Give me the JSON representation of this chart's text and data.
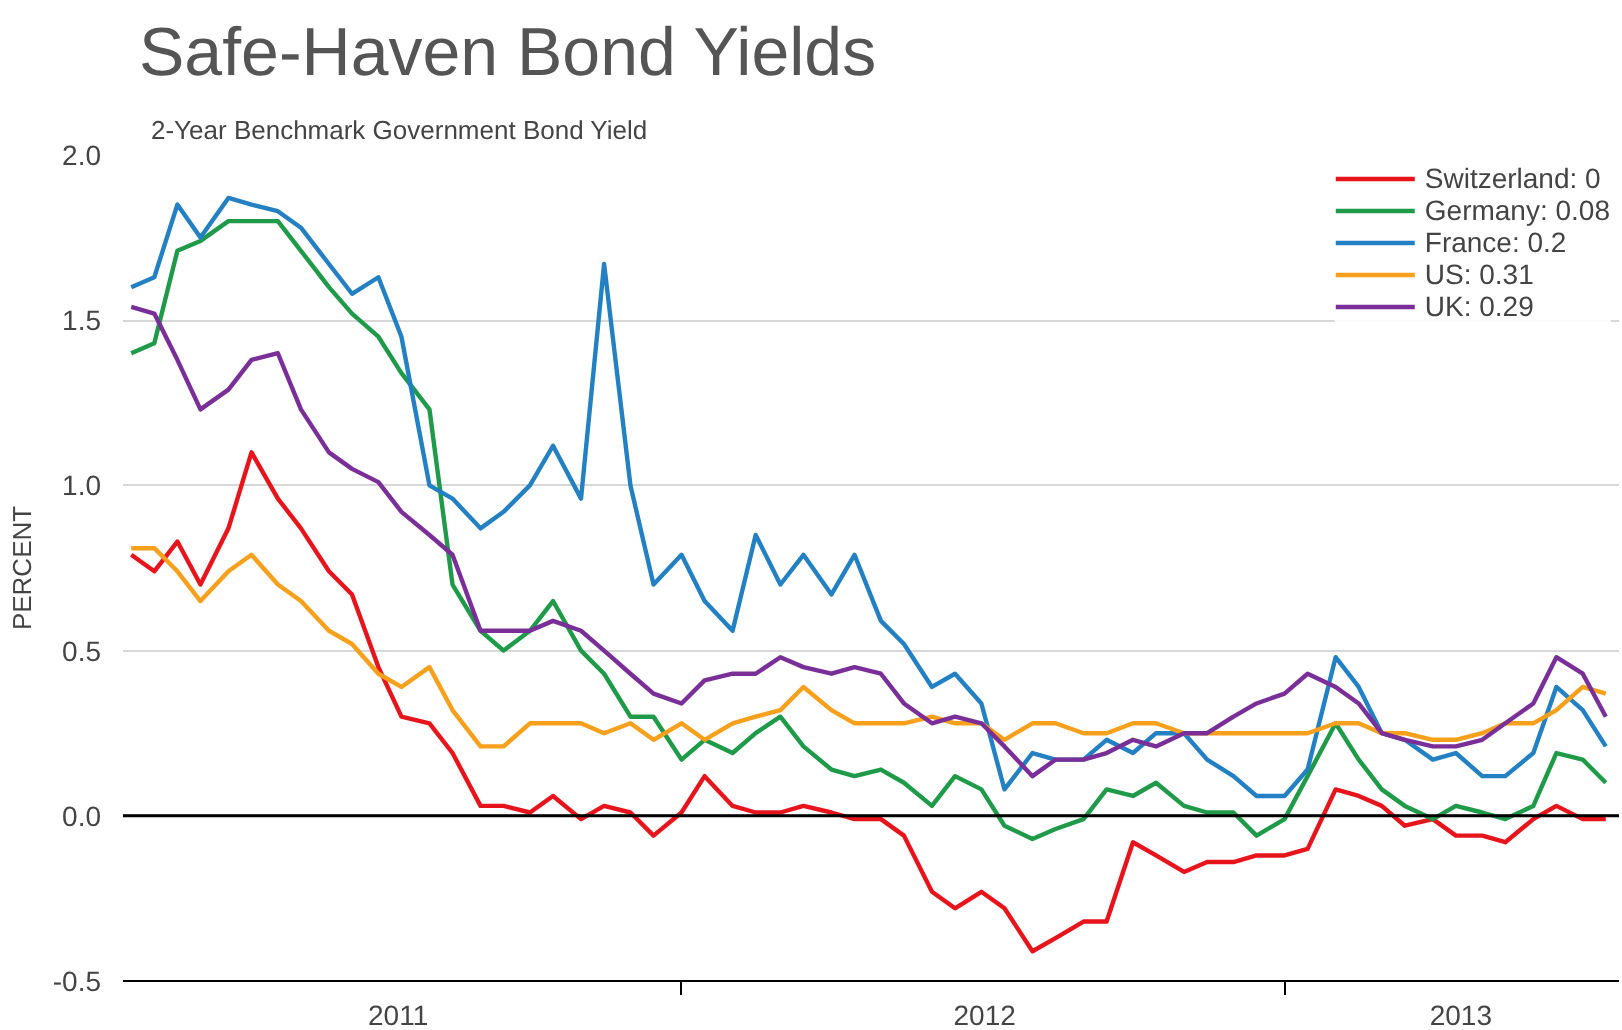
{
  "chart_data": {
    "type": "line",
    "title": "Safe-Haven Bond Yields",
    "subtitle": "2-Year Benchmark Government Bond Yield",
    "ylabel": "PERCENT",
    "x": [
      "2011-02-01",
      "2011-02-15",
      "2011-03-01",
      "2011-03-15",
      "2011-04-01",
      "2011-04-15",
      "2011-05-01",
      "2011-05-15",
      "2011-06-01",
      "2011-06-15",
      "2011-07-01",
      "2011-07-15",
      "2011-08-01",
      "2011-08-15",
      "2011-09-01",
      "2011-09-15",
      "2011-10-01",
      "2011-10-15",
      "2011-11-01",
      "2011-11-15",
      "2011-12-01",
      "2011-12-15",
      "2012-01-01",
      "2012-01-15",
      "2012-02-01",
      "2012-02-15",
      "2012-03-01",
      "2012-03-15",
      "2012-04-01",
      "2012-04-15",
      "2012-05-01",
      "2012-05-15",
      "2012-06-01",
      "2012-06-15",
      "2012-07-01",
      "2012-07-15",
      "2012-08-01",
      "2012-08-15",
      "2012-09-01",
      "2012-09-15",
      "2012-10-01",
      "2012-10-15",
      "2012-11-01",
      "2012-11-15",
      "2012-12-01",
      "2012-12-15",
      "2013-01-01",
      "2013-01-15",
      "2013-02-01",
      "2013-02-15",
      "2013-03-01",
      "2013-03-15",
      "2013-04-01",
      "2013-04-15",
      "2013-05-01",
      "2013-05-15",
      "2013-06-01",
      "2013-06-15",
      "2013-07-01",
      "2013-07-15"
    ],
    "series": [
      {
        "name": "Switzerland: 0",
        "color": "#e8141b",
        "values": [
          0.79,
          0.74,
          0.83,
          0.7,
          0.87,
          1.1,
          0.96,
          0.87,
          0.74,
          0.67,
          0.45,
          0.3,
          0.28,
          0.19,
          0.03,
          0.03,
          0.01,
          0.06,
          -0.01,
          0.03,
          0.01,
          -0.06,
          0.01,
          0.12,
          0.03,
          0.01,
          0.01,
          0.03,
          0.01,
          -0.01,
          -0.01,
          -0.06,
          -0.23,
          -0.28,
          -0.23,
          -0.28,
          -0.41,
          -0.37,
          -0.32,
          -0.32,
          -0.08,
          -0.12,
          -0.17,
          -0.14,
          -0.14,
          -0.12,
          -0.12,
          -0.1,
          0.08,
          0.06,
          0.03,
          -0.03,
          -0.01,
          -0.06,
          -0.06,
          -0.08,
          -0.01,
          0.03,
          -0.01,
          -0.01
        ]
      },
      {
        "name": "Germany: 0.08",
        "color": "#1e9a48",
        "values": [
          1.4,
          1.43,
          1.71,
          1.74,
          1.8,
          1.8,
          1.8,
          1.71,
          1.6,
          1.52,
          1.45,
          1.34,
          1.23,
          0.7,
          0.56,
          0.5,
          0.56,
          0.65,
          0.5,
          0.43,
          0.3,
          0.3,
          0.17,
          0.23,
          0.19,
          0.25,
          0.3,
          0.21,
          0.14,
          0.12,
          0.14,
          0.1,
          0.03,
          0.12,
          0.08,
          -0.03,
          -0.07,
          -0.04,
          -0.01,
          0.08,
          0.06,
          0.1,
          0.03,
          0.01,
          0.01,
          -0.06,
          -0.01,
          0.12,
          0.28,
          0.17,
          0.08,
          0.03,
          -0.01,
          0.03,
          0.01,
          -0.01,
          0.03,
          0.19,
          0.17,
          0.1
        ]
      },
      {
        "name": "France: 0.2",
        "color": "#2380c3",
        "values": [
          1.6,
          1.63,
          1.85,
          1.75,
          1.87,
          1.85,
          1.83,
          1.78,
          1.67,
          1.58,
          1.63,
          1.45,
          1.0,
          0.96,
          0.87,
          0.92,
          1.0,
          1.12,
          0.96,
          1.67,
          1.0,
          0.7,
          0.79,
          0.65,
          0.56,
          0.85,
          0.7,
          0.79,
          0.67,
          0.79,
          0.59,
          0.52,
          0.39,
          0.43,
          0.34,
          0.08,
          0.19,
          0.17,
          0.17,
          0.23,
          0.19,
          0.25,
          0.25,
          0.17,
          0.12,
          0.06,
          0.06,
          0.14,
          0.48,
          0.39,
          0.25,
          0.23,
          0.17,
          0.19,
          0.12,
          0.12,
          0.19,
          0.39,
          0.32,
          0.21
        ]
      },
      {
        "name": "US: 0.31",
        "color": "#f7a01c",
        "values": [
          0.81,
          0.81,
          0.74,
          0.65,
          0.74,
          0.79,
          0.7,
          0.65,
          0.56,
          0.52,
          0.43,
          0.39,
          0.45,
          0.32,
          0.21,
          0.21,
          0.28,
          0.28,
          0.28,
          0.25,
          0.28,
          0.23,
          0.28,
          0.23,
          0.28,
          0.3,
          0.32,
          0.39,
          0.32,
          0.28,
          0.28,
          0.28,
          0.3,
          0.28,
          0.28,
          0.23,
          0.28,
          0.28,
          0.25,
          0.25,
          0.28,
          0.28,
          0.25,
          0.25,
          0.25,
          0.25,
          0.25,
          0.25,
          0.28,
          0.28,
          0.25,
          0.25,
          0.23,
          0.23,
          0.25,
          0.28,
          0.28,
          0.32,
          0.39,
          0.37
        ]
      },
      {
        "name": "UK: 0.29",
        "color": "#7a2f98",
        "values": [
          1.54,
          1.52,
          1.38,
          1.23,
          1.29,
          1.38,
          1.4,
          1.23,
          1.1,
          1.05,
          1.01,
          0.92,
          0.85,
          0.79,
          0.56,
          0.56,
          0.56,
          0.59,
          0.56,
          0.5,
          0.43,
          0.37,
          0.34,
          0.41,
          0.43,
          0.43,
          0.48,
          0.45,
          0.43,
          0.45,
          0.43,
          0.34,
          0.28,
          0.3,
          0.28,
          0.21,
          0.12,
          0.17,
          0.17,
          0.19,
          0.23,
          0.21,
          0.25,
          0.25,
          0.3,
          0.34,
          0.37,
          0.43,
          0.39,
          0.34,
          0.25,
          0.23,
          0.21,
          0.21,
          0.23,
          0.28,
          0.34,
          0.48,
          0.43,
          0.3
        ]
      }
    ],
    "xlim": [
      "2011-01-27",
      "2013-07-23"
    ],
    "xticks": [
      {
        "value": "2011-07-13",
        "label": "2011"
      },
      {
        "value": "2012-01-01",
        "label": null
      },
      {
        "value": "2012-07-03",
        "label": "2012"
      },
      {
        "value": "2013-01-01",
        "label": null
      },
      {
        "value": "2013-04-18",
        "label": "2013"
      }
    ],
    "ylim": [
      -0.5,
      2.0
    ],
    "yticks": [
      {
        "value": -0.5,
        "label": "-0.5"
      },
      {
        "value": 0,
        "label": "0.0"
      },
      {
        "value": 0.5,
        "label": "0.5"
      },
      {
        "value": 1,
        "label": "1.0"
      },
      {
        "value": 1.5,
        "label": "1.5"
      },
      {
        "value": 2,
        "label": "2.0"
      }
    ],
    "ref_lines": [
      {
        "axis": "y",
        "value": 0,
        "label": null,
        "color": "#000000"
      }
    ],
    "grid": "y",
    "legend": "top right",
    "line_style": "solid",
    "marker": "none"
  }
}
:::::
● Given problem:
What is the number of lines in the listing above that contain the string "name"? Give only the number.

● Task answer:
5